[Uma voz, duas vozes, milhares de vozes. Você ouve?]

Por Heloísa Sousa
19/11/2018

O espetáculo “Unwanted” foi uma das obras apresentadas durante o FIT-BH nos últimos dias da programação. Criada como uma parceria entre Dorothée Munyaneza, coreógrafa ruandesa radicada na França e a musicista norte-americana Holland Andrews. Duas mulheres jovens, com trajetórias distintas, uma tendência multiartística extremamente potente e um desejo de cruzar seus trabalhos ultrapassando as barreiras das distâncias geográficas. Talvez, uma das coisas mais impactantes, para mim, ao assistir esse espetáculo – duas vezes, dois dias seguidos – tenha sido a oportunidade de conhecer essas duas artistas e me aproximar dos seus trabalhos, acompanhando suas pesquisas e outras experimentações através de registros virtuais.

No palco, as presenças de Dorothée e Holland ocupam um espaço vasto, quase vazio, com movimentos, luzes e sons. A ruandesa transita por todos os lugares dançando, interagindo com os poucos elementos de cena e narrando histórias de outras ruandesas com uma voz encorpada e dramática. Ao fundo, Holland vestida com uma manta imponente faz ecoar música, palavras e gritos. Além das cores da iluminação, das estampas das roupas, temos um grande quadro com uma mulher negra pintada e dois pilões grandes na lateral do palco. Tudo seguindo uma paleta de cores entre o azul, o laranja e o amarelado. O pilão, utensílio utilizado na cozinha africana, em cena ganha função de instrumento musical evocando batidas fortes e graves.

É possível abordar inúmeras questões através dessa experiência estética considerando a política, o afeto e a arte. A maturidade e a seriedade do trabalho artístico das duas mulheres em questão é algo memorável. “Unwanted” é um exercício de atravessamentos do “impossível” não somente pelas questões do processo criativo evidenciadas pelas artistas nas conversas após a apresentação, mas também pela temática abordada em cena e pelas escolhas estéticas que transitam entre variadas linguagens e possibilidades de comunicação. O espetáculo aparenta ser uma obra simples, e de fato é se pensarmos nos elementos cênicos que se apresentam, mas os modos como cada um desses elementos surgem em cena e é aproveitado criam momentos únicos dentro de uma sala de teatro. “Unwanted” é uma obra inesquecível.
::::::::::
- [OBJETIVOS]:
a – Reproduza a crítica sobre o espetáculo “Unwanted” entre “No palco, as” e “fortes e graves.”, inclusive.
b – Escreva a continuação da crítica sobre o espetáculo “Unwanted”, começando depois da última frase apresentada.

- [DADOS FORNECIDOS]:
::::::::::
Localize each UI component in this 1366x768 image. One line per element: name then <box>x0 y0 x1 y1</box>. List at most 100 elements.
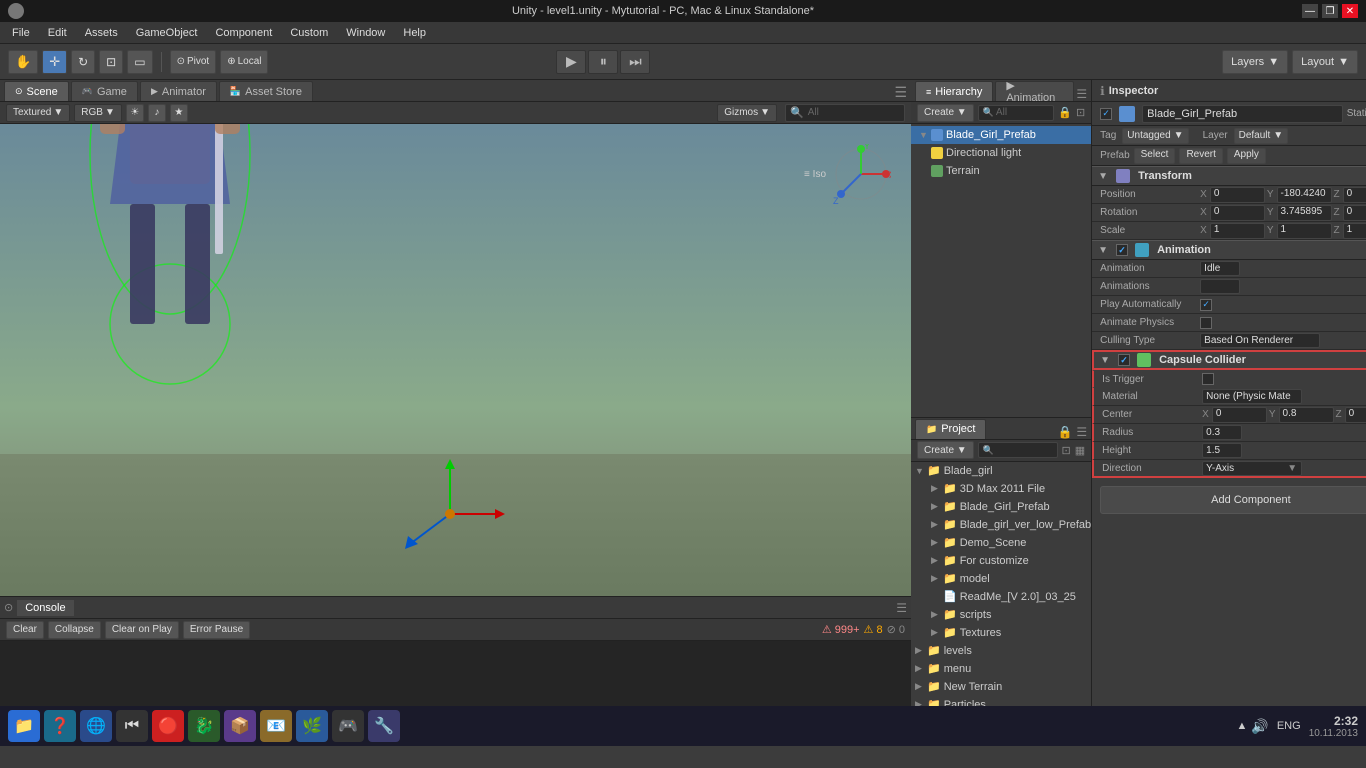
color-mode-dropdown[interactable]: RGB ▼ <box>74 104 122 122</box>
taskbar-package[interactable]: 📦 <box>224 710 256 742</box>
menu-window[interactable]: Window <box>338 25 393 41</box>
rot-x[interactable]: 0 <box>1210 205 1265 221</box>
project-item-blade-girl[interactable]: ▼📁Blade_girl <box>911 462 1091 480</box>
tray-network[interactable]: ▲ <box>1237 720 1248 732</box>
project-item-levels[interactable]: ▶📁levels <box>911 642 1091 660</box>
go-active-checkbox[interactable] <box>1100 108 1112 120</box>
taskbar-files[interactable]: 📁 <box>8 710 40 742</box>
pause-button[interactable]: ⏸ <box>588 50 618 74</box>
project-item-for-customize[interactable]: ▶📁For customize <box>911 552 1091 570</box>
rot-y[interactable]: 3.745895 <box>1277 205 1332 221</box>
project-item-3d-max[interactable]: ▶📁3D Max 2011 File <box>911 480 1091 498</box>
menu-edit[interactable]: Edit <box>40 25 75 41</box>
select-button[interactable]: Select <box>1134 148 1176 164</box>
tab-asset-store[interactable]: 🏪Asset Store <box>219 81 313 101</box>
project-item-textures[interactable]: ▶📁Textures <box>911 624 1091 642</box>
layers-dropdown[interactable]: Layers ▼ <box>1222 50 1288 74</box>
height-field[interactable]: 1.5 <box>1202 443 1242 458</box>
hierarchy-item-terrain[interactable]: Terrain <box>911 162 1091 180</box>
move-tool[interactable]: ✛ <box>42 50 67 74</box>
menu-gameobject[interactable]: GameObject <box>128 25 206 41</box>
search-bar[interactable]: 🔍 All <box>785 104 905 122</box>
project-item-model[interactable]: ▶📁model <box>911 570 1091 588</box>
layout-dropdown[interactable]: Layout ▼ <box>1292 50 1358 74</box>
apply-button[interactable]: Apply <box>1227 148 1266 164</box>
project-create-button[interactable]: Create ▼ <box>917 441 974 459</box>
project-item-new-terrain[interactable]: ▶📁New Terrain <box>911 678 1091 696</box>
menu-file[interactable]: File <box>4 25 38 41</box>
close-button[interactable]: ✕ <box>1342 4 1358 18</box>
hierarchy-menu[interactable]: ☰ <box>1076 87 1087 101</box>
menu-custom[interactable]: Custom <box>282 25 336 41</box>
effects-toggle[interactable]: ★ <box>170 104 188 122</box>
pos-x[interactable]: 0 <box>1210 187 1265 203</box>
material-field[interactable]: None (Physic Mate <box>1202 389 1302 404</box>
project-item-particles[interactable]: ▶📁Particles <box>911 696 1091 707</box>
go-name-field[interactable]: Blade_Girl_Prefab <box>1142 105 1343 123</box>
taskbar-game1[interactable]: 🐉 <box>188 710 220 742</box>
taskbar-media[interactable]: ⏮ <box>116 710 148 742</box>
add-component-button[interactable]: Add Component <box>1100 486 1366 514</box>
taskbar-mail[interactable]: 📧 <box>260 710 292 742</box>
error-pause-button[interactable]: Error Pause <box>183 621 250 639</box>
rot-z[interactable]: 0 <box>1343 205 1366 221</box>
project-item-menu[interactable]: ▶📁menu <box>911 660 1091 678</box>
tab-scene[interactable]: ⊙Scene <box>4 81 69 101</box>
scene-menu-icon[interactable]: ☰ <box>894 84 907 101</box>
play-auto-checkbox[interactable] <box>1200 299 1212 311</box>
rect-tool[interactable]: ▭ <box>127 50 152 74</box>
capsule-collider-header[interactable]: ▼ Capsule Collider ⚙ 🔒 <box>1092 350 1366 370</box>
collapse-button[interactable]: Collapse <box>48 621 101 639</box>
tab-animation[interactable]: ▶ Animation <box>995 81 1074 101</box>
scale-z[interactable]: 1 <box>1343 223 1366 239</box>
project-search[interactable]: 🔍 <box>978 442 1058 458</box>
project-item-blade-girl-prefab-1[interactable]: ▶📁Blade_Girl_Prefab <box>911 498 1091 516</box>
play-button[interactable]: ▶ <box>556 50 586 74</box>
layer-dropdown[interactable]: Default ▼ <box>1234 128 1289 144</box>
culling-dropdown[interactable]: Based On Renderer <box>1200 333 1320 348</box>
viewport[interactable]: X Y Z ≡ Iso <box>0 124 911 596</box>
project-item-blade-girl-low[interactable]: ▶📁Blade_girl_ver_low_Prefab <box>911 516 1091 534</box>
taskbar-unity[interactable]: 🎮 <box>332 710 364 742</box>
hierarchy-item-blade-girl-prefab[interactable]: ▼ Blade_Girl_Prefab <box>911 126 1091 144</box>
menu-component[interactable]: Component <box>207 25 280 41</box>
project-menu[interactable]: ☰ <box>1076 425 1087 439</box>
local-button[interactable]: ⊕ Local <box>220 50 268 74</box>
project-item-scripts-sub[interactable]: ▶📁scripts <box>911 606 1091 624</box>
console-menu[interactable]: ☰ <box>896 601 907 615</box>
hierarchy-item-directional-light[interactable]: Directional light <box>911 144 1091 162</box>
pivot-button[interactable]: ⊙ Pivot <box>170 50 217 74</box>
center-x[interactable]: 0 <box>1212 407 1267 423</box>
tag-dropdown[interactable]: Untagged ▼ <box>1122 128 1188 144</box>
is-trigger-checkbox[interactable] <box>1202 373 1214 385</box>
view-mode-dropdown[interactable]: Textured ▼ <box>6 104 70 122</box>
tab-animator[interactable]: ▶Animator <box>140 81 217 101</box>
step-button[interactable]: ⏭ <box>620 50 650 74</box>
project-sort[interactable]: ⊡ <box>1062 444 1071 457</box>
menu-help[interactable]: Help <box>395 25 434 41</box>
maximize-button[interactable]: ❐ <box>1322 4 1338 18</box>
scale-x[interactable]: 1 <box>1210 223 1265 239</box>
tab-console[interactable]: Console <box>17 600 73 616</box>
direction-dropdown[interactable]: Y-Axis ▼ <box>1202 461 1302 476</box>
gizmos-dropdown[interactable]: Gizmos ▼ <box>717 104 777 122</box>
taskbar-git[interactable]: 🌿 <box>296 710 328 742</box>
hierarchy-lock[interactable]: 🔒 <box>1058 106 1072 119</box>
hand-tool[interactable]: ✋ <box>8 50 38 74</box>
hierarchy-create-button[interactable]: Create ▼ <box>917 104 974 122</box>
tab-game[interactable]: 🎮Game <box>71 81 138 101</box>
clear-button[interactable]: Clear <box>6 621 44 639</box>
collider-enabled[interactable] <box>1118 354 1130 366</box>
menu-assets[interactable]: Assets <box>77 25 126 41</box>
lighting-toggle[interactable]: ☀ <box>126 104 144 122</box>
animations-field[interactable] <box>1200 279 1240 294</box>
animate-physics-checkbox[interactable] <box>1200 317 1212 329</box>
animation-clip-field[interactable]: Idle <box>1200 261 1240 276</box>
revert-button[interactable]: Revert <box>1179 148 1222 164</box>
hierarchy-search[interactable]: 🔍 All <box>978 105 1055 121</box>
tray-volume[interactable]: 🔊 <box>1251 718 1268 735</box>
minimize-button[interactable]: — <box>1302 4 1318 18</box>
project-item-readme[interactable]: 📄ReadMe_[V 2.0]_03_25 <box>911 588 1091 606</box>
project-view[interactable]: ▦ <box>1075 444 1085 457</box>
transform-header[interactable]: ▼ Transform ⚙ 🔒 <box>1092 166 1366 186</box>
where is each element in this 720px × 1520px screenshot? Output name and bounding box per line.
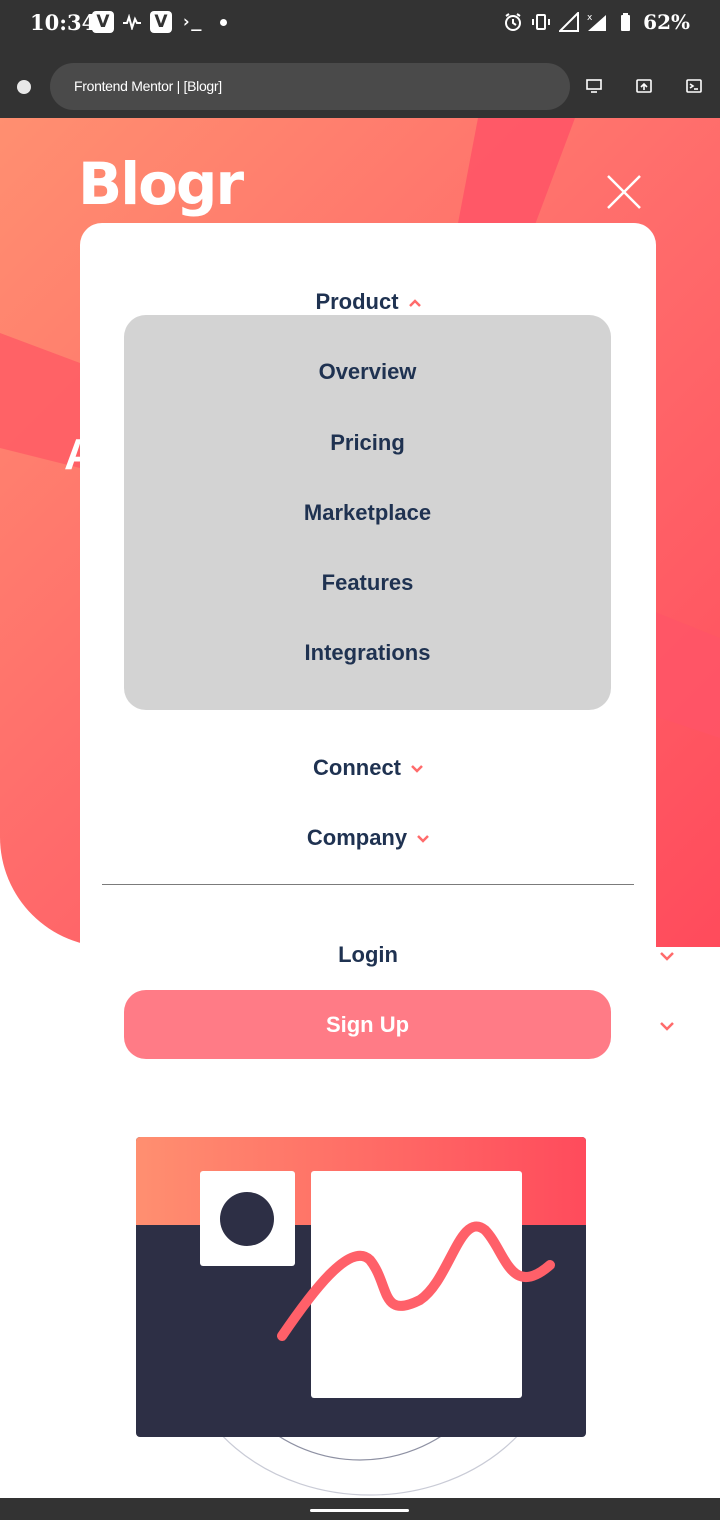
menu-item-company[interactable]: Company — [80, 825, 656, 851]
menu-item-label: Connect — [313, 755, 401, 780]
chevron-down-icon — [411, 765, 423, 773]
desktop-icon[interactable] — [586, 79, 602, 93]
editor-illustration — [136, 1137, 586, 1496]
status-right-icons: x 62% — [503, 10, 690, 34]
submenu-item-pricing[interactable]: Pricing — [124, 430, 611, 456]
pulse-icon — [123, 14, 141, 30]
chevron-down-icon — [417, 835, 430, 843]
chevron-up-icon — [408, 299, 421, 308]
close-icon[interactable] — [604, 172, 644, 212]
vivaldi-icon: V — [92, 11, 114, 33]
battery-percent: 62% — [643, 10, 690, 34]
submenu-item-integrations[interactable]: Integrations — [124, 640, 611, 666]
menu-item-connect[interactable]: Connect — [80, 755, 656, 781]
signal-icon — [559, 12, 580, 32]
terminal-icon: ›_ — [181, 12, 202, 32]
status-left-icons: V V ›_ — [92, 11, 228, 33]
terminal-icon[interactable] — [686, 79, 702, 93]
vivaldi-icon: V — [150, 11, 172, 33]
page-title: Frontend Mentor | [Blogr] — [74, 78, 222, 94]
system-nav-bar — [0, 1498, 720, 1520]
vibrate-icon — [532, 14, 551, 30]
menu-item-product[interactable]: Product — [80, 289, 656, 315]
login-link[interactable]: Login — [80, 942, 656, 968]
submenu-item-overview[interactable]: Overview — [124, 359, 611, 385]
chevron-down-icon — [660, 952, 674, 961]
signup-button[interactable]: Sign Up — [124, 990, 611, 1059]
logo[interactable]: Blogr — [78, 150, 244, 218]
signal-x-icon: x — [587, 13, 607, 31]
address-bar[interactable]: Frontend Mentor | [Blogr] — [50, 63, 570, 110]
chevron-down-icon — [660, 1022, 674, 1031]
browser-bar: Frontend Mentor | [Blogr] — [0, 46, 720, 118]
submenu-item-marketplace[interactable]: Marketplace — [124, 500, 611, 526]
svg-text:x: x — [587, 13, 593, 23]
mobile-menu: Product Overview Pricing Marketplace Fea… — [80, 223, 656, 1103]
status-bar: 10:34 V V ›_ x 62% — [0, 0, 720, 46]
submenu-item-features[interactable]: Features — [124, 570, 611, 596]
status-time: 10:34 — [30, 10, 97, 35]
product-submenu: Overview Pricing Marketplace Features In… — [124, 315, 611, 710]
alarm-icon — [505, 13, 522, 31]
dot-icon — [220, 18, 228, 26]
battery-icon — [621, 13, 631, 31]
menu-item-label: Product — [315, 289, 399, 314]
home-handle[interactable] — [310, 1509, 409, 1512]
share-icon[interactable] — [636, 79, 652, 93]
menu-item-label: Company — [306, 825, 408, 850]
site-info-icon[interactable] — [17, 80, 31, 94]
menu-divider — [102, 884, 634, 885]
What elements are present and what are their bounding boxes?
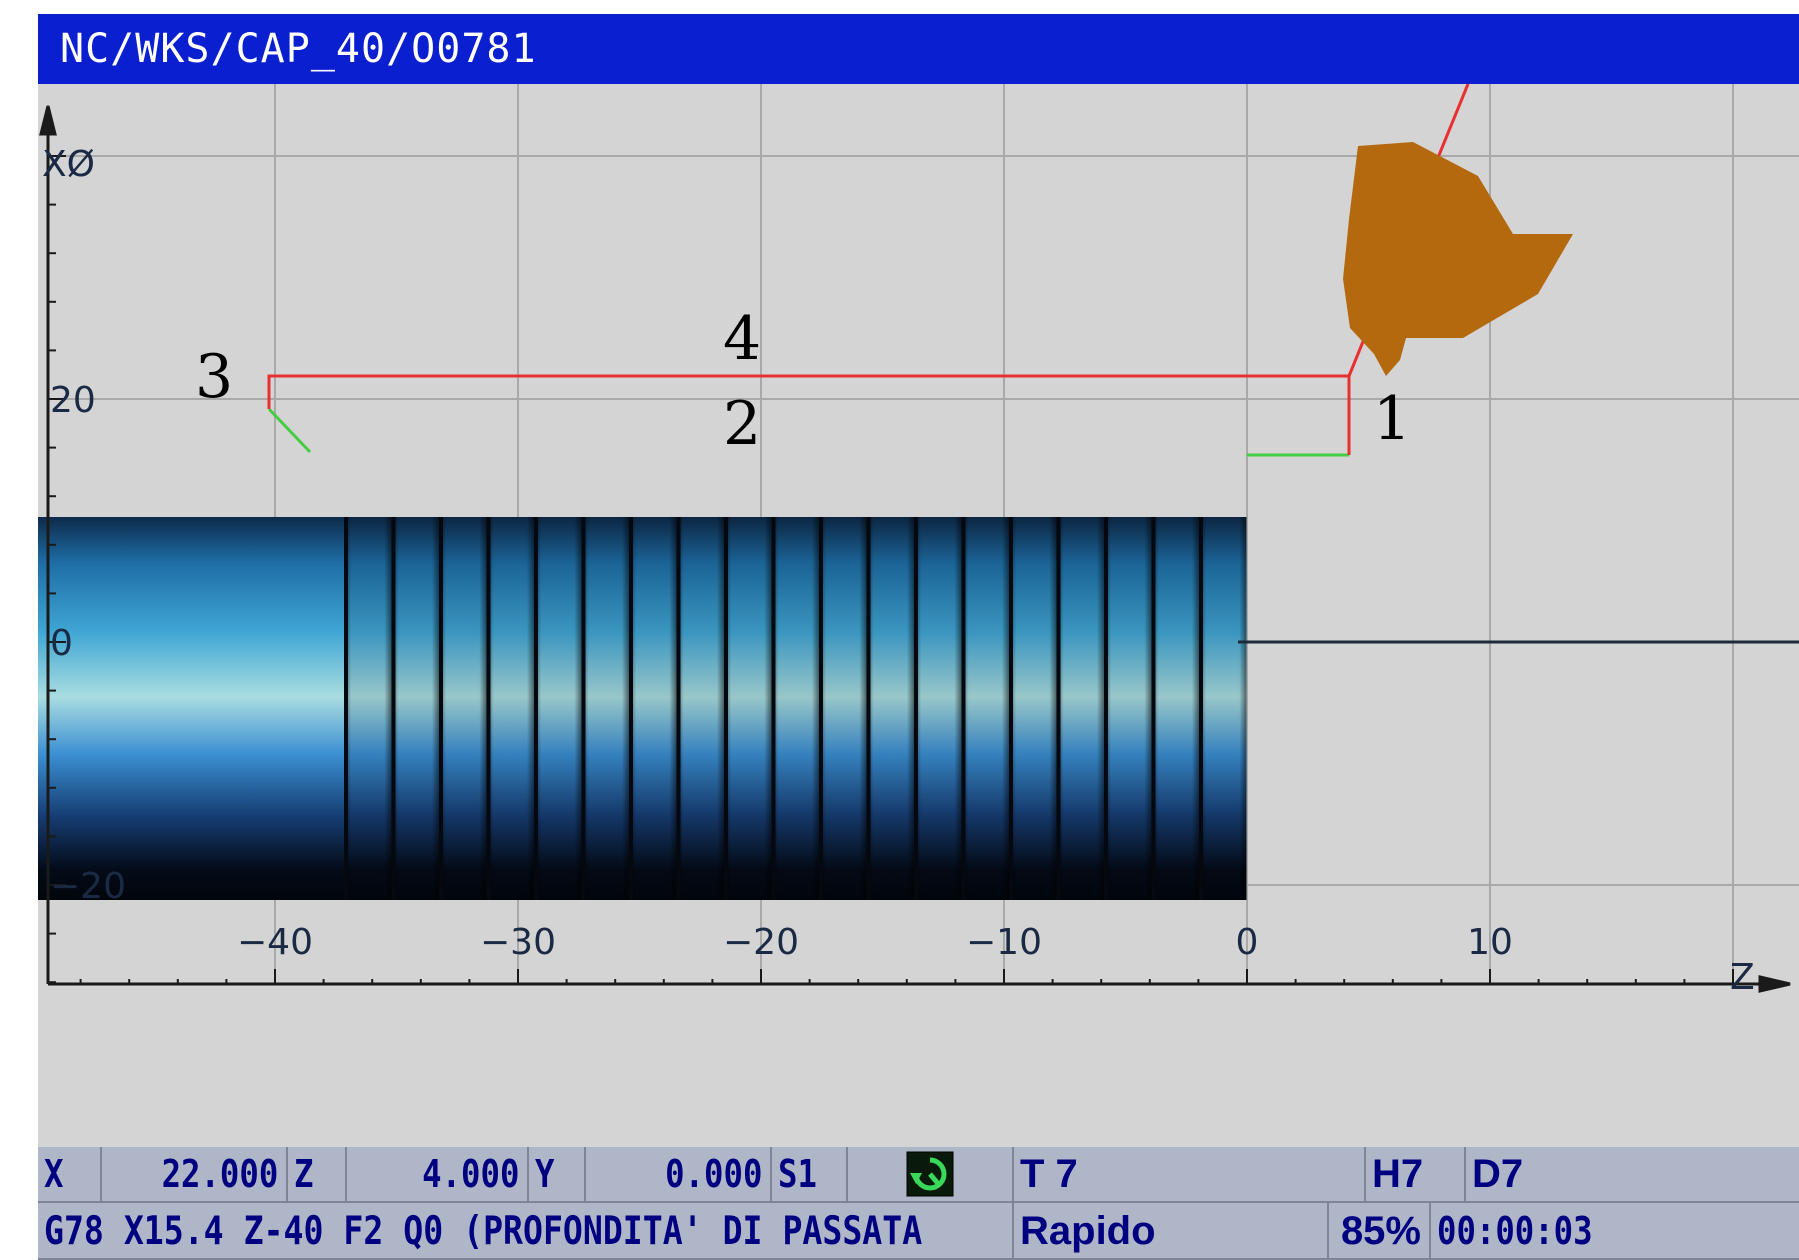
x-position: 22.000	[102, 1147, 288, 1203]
::::::::::
- [RESPOSTAS POR TAREFA]:
a –
No palco, as presenças de Dorothée e Holland ocupam um espaço vasto, quase vazio, com movimentos, luzes e sons. A ruandesa transita por todos os lugares dançando, interagindo com os poucos elementos de cena e narrando histórias de outras ruandesas com uma voz encorpada e dramática. Ao fundo, Holland vestida com uma manta imponente faz ecoar música, palavras e gritos. Além das cores da iluminação, das estampas das roupas, temos um grande quadro com uma mulher negra pintada e dois pilões grandes na lateral do palco. Tudo seguindo uma paleta de cores entre o azul, o laranja e o amarelado. O pilão, utensílio utilizado na cozinha africana, em cena ganha função de instrumento musical evocando batidas fortes e graves.

b –
Dorothée Munyaneza reúne narrativas de várias mulheres sobreviventes ao Genocídio de Ruanda de 1994, onde a guerra entre as etnias tutsi e hutu provocaram massacres e estupros coletivos. Essas mulheres resistiram a atrocidades diversas, muitas engravidaram e pariram filhos e filhas decorrentes de violências sexuais contínuas. Transitando entre o idioma nativo das ruandesas, o francês e o inglês, Dorothée cria um espetáculo onde narrativas e traduções se sobrepõem. Não há ficções no palco, a realidade crua é expressada de diversas formas estéticas. Percebo que a obra se aproxima do que temos chamado de “teatro documental”, mas ao invés dos recursos desgastados da projeção [com os mesmos posicionamentos em cena e as mesmas funções] e da narração convencional e professoral dos fatos de algum momento da história, Dorothée cria outras possibilidades e se deixa afetar pelas narrações. A sobreposição das narrativas em diferentes idiomas cria um jogo de personalidades que viveram o momento de formas distintas, além de uma paisagem sonora que é uma experiência artística por si só. Para além da fala e das palavras temos o corpo da artista que se move em uma dança atravessada por essas dores, recusas e resistências. Parece não existir uma definição estética que nos faça pensar em categorias específicas da dança ou do teatro, é mais uma investigação e improvisação sobre como as artistas são mobilizadas por essas outras mulheres e pelas trajetórias e políticas de antepassados ou pelo simples – não tão simples – compartilhar a existência do outro em todas as suas densidades e lacerações.

Para além das narrações e da dança, existe o hibridismo com outras linguagens. Um dos elementos mais marcantes em cena é uma grande pintura do artista visual sul-africano Bruce Clarke, com uma mulher negra pintada em quase três metros de altura com a qual Dorothée se relaciona. Além disso, a construção musical é fundamental na obra, com o canto de Holland Andrews que transita entre os agudos líricos e os graves punks, juntamente com as composições e intervenções sonoras do compositor francês Alain Mahe. Em “Unwanted” o som e suas sensações são tão fundamentais que chegam a criar memórias corporais em quem o assiste – e ouve. Não se trata apenas da música em si enquanto letra ou melodia, mas das profundezas e extremos que uma voz ou uma reverberação pode alcançar. Em alguns momentos, o grave é tão acentuado nas caixas de som que temos a sensação de desmoronamento, quando o lugar teatral literalmente vibra em decorrência das ondas sonoras. São gritos ecoados de vozes silenciadas, são corpos que externalizam a sobrevivência a partir de dores que não desejamos se quer imaginar, ao mesmo tempo em que configuram potências dos corpos vivos que se movem e, portanto, produzem sons e ruídos.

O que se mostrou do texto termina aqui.